Directive:
Look through the data below and say how many of its lines contain "비밀번호", adding nothing else.

Available records:
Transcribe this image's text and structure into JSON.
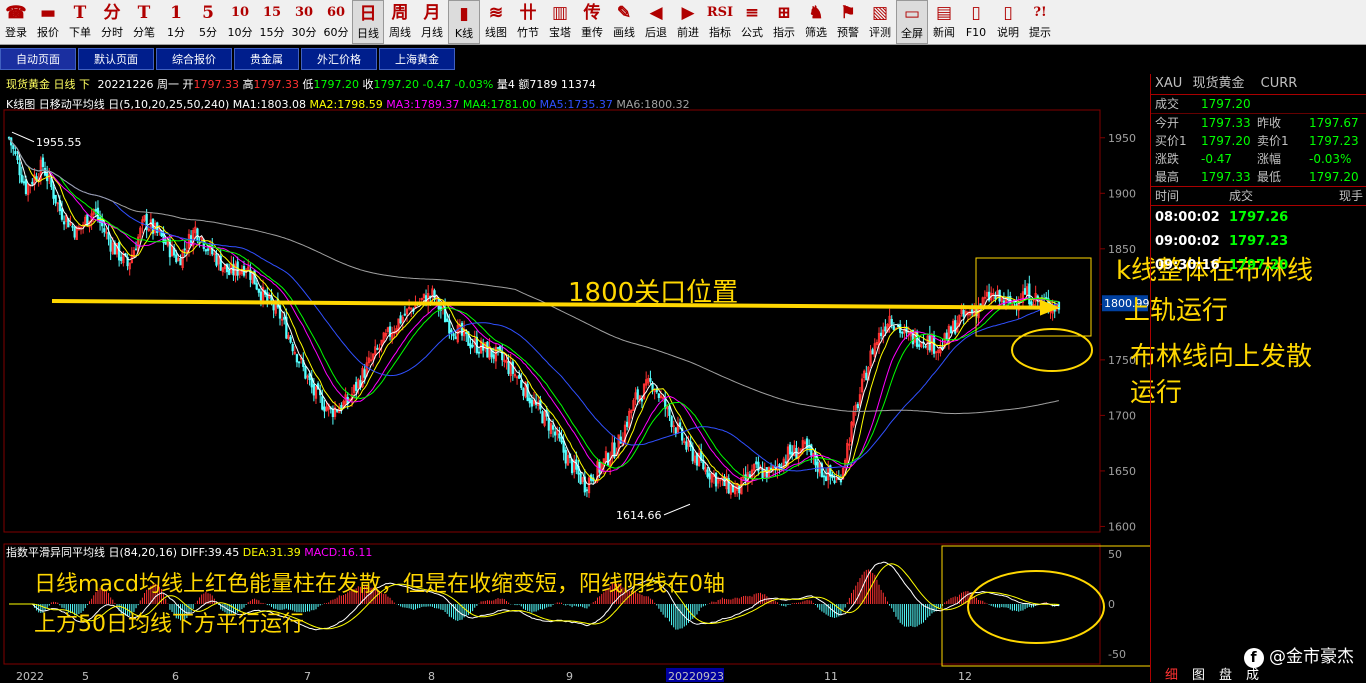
{
  "toolbar": [
    {
      "g": "☎",
      "l": "登录",
      "n": "login"
    },
    {
      "g": "▬",
      "l": "报价",
      "n": "quote"
    },
    {
      "g": "T",
      "l": "下单",
      "n": "order"
    },
    {
      "g": "分",
      "l": "分时",
      "n": "timeshare"
    },
    {
      "g": "T",
      "l": "分笔",
      "n": "tick"
    },
    {
      "g": "1",
      "l": "1分",
      "n": "1min"
    },
    {
      "g": "5",
      "l": "5分",
      "n": "5min"
    },
    {
      "g": "10",
      "l": "10分",
      "n": "10min"
    },
    {
      "g": "15",
      "l": "15分",
      "n": "15min"
    },
    {
      "g": "30",
      "l": "30分",
      "n": "30min"
    },
    {
      "g": "60",
      "l": "60分",
      "n": "60min"
    },
    {
      "g": "日",
      "l": "日线",
      "n": "daily",
      "sel": true
    },
    {
      "g": "周",
      "l": "周线",
      "n": "weekly"
    },
    {
      "g": "月",
      "l": "月线",
      "n": "monthly"
    },
    {
      "g": "▮",
      "l": "K线",
      "n": "kline",
      "sel": true
    },
    {
      "g": "≋",
      "l": "线图",
      "n": "linechart"
    },
    {
      "g": "卄",
      "l": "竹节",
      "n": "bamboo"
    },
    {
      "g": "▥",
      "l": "宝塔",
      "n": "tower"
    },
    {
      "g": "传",
      "l": "重传",
      "n": "reload"
    },
    {
      "g": "✎",
      "l": "画线",
      "n": "draw"
    },
    {
      "g": "◀",
      "l": "后退",
      "n": "back"
    },
    {
      "g": "▶",
      "l": "前进",
      "n": "forward"
    },
    {
      "g": "RSI",
      "l": "指标",
      "n": "indicator"
    },
    {
      "g": "≡",
      "l": "公式",
      "n": "formula"
    },
    {
      "g": "⊞",
      "l": "指示",
      "n": "indicate"
    },
    {
      "g": "♞",
      "l": "筛选",
      "n": "filter"
    },
    {
      "g": "⚑",
      "l": "预警",
      "n": "alert"
    },
    {
      "g": "▧",
      "l": "评测",
      "n": "evaluate"
    },
    {
      "g": "▭",
      "l": "全屏",
      "n": "fullscreen",
      "sel": true
    },
    {
      "g": "▤",
      "l": "新闻",
      "n": "news"
    },
    {
      "g": "▯",
      "l": "F10",
      "n": "f10"
    },
    {
      "g": "▯",
      "l": "说明",
      "n": "manual"
    },
    {
      "g": "?!",
      "l": "提示",
      "n": "tips"
    }
  ],
  "tabs": [
    "自动页面",
    "默认页面",
    "综合报价",
    "贵金属",
    "外汇价格",
    "上海黄金"
  ],
  "infobar": {
    "name": "现货黄金 日线 下",
    "date": "20221226 周一",
    "open_label": "开",
    "open": "1797.33",
    "high_label": "高",
    "high": "1797.33",
    "low_label": "低",
    "low": "1797.20",
    "close_label": "收",
    "close": "1797.20",
    "change": "-0.47 -0.03%",
    "vol": "量4 额7189 11374"
  },
  "malegend": {
    "title": "K线图 日移动平均线 日(5,10,20,25,50,240)",
    "ma1": "MA1:1803.08",
    "ma2": "MA2:1798.59",
    "ma3": "MA3:1789.37",
    "ma4": "MA4:1781.00",
    "ma5": "MA5:1735.37",
    "ma6": "MA6:1800.32"
  },
  "macdlegend": {
    "title": "指数平滑异同平均线 日(84,20,16)",
    "diff": "DIFF:39.45",
    "dea": "DEA:31.39",
    "macd": "MACD:16.11"
  },
  "side": {
    "symbol": "XAU",
    "name": "现货黄金",
    "code": "CURR",
    "trade_label": "成交",
    "trade": "1797.20",
    "rows": [
      {
        "l1": "今开",
        "v1": "1797.33",
        "l2": "昨收",
        "v2": "1797.67"
      },
      {
        "l1": "买价1",
        "v1": "1797.20",
        "l2": "卖价1",
        "v2": "1797.23"
      },
      {
        "l1": "涨跌",
        "v1": "-0.47",
        "l2": "涨幅",
        "v2": "-0.03%"
      },
      {
        "l1": "最高",
        "v1": "1797.33",
        "l2": "最低",
        "v2": "1797.20"
      }
    ],
    "ticks_header": {
      "time": "时间",
      "trade": "成交",
      "now": "现手"
    },
    "ticks": [
      {
        "t": "08:00:02",
        "p": "1797.26"
      },
      {
        "t": "09:00:02",
        "p": "1797.23"
      },
      {
        "t": "09:30:16",
        "p": "1797.20"
      }
    ]
  },
  "chart_data": {
    "type": "candlestick",
    "title": "现货黄金 日线",
    "ylim": [
      1595,
      1975
    ],
    "yticks": [
      1600,
      1650,
      1700,
      1750,
      1800,
      1850,
      1900,
      1950
    ],
    "xticks": [
      "2022",
      "5",
      "6",
      "7",
      "8",
      "9",
      "20220923",
      "11",
      "12"
    ],
    "current_price_label": "1800.99",
    "max_label": "1955.55",
    "min_label": "1614.66",
    "price_path": [
      [
        0,
        1950
      ],
      [
        8,
        1905
      ],
      [
        16,
        1925
      ],
      [
        24,
        1885
      ],
      [
        32,
        1865
      ],
      [
        40,
        1885
      ],
      [
        48,
        1855
      ],
      [
        56,
        1835
      ],
      [
        64,
        1875
      ],
      [
        72,
        1860
      ],
      [
        80,
        1840
      ],
      [
        88,
        1868
      ],
      [
        96,
        1846
      ],
      [
        104,
        1828
      ],
      [
        112,
        1835
      ],
      [
        120,
        1808
      ],
      [
        128,
        1790
      ],
      [
        136,
        1755
      ],
      [
        144,
        1720
      ],
      [
        152,
        1704
      ],
      [
        160,
        1712
      ],
      [
        168,
        1740
      ],
      [
        176,
        1764
      ],
      [
        184,
        1785
      ],
      [
        192,
        1800
      ],
      [
        200,
        1808
      ],
      [
        208,
        1782
      ],
      [
        216,
        1768
      ],
      [
        224,
        1760
      ],
      [
        232,
        1752
      ],
      [
        240,
        1735
      ],
      [
        248,
        1710
      ],
      [
        256,
        1690
      ],
      [
        264,
        1660
      ],
      [
        272,
        1638
      ],
      [
        280,
        1655
      ],
      [
        288,
        1675
      ],
      [
        296,
        1715
      ],
      [
        304,
        1730
      ],
      [
        312,
        1700
      ],
      [
        320,
        1672
      ],
      [
        328,
        1654
      ],
      [
        336,
        1640
      ],
      [
        344,
        1632
      ],
      [
        352,
        1650
      ],
      [
        360,
        1648
      ],
      [
        368,
        1665
      ],
      [
        376,
        1670
      ],
      [
        384,
        1650
      ],
      [
        392,
        1640
      ],
      [
        400,
        1705
      ],
      [
        408,
        1760
      ],
      [
        416,
        1790
      ],
      [
        424,
        1770
      ],
      [
        432,
        1770
      ],
      [
        440,
        1760
      ],
      [
        448,
        1785
      ],
      [
        456,
        1795
      ],
      [
        464,
        1808
      ],
      [
        472,
        1800
      ],
      [
        480,
        1810
      ],
      [
        488,
        1802
      ],
      [
        496,
        1797
      ]
    ],
    "macd_ylim": [
      -60,
      60
    ],
    "macd_yticks": [
      -50,
      0,
      50
    ]
  },
  "annotations": {
    "level": "1800关口位置",
    "kline": "k线整体在布林线",
    "kline2": "上轨运行",
    "boll": "布林线向上发散",
    "boll2": "运行",
    "macd1": "日线macd均线上红色能量柱在发散，但是在收缩变短，阳线阴线在0轴",
    "macd2": "上方50日均线下方平行运行"
  },
  "watermark": "@金市豪杰",
  "bottom_tabs": [
    "细",
    "图",
    "盘",
    "成"
  ],
  "colors": {
    "up": "#ff3232",
    "down": "#54ffff",
    "grid": "#800000",
    "ma1": "#ffffff",
    "ma2": "#ffff00",
    "ma3": "#ff00ff",
    "ma4": "#00ff00",
    "ma5": "#3050ff",
    "ma6": "#a0a0a0",
    "annotation": "#ffd700"
  }
}
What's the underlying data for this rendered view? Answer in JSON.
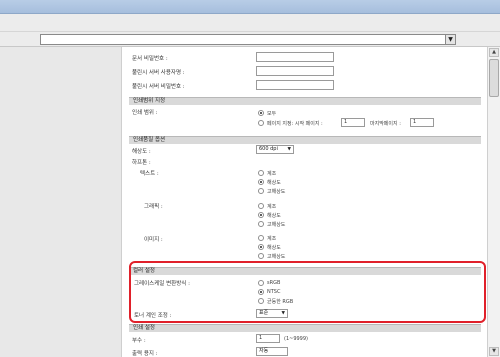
{
  "url": {
    "value": ""
  },
  "security": {
    "doc_password_label": "문서 비밀번호 :",
    "pull_user_id_label": "풀린시 서버 사용자명 :",
    "pull_password_label": "풀린시 서버 비밀번호 :"
  },
  "print_range": {
    "header": "인쇄범위 지정",
    "label": "인쇄 범위 :",
    "all": "모두",
    "pages_prefix": "페이지 지정: 시작 페이지 :",
    "pages_from": "1",
    "last_label": "마지막페이지 :",
    "pages_to": "1"
  },
  "quality": {
    "header": "인쇄품질 옵션",
    "resolution_label": "해상도 :",
    "resolution_value": "600 dpi",
    "halftone_label": "하프톤 :",
    "text_label": "텍스트 :",
    "graphics_label": "그래픽 :",
    "image_label": "이미지 :",
    "options": [
      "계조",
      "해상도",
      "고해상도"
    ]
  },
  "color": {
    "header": "컬러 설정",
    "grayscale_label": "그레이스케일 변환방식 :",
    "grayscale_options": [
      "sRGB",
      "NTSC",
      "균등한 RGB"
    ],
    "toner_label": "토너 계인 조정 :",
    "toner_value": "표준"
  },
  "print_settings": {
    "header": "인쇄 설정",
    "copies_label": "부수 :",
    "copies_value": "1",
    "copies_hint": "(1~9999)",
    "output_label": "출력 용지 :",
    "output_value": "자동"
  }
}
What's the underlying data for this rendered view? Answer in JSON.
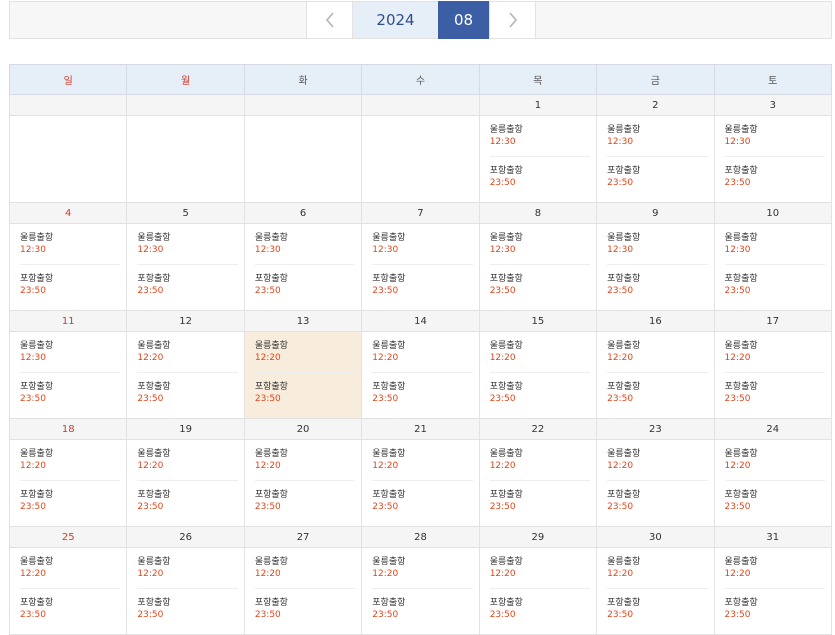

In response:
2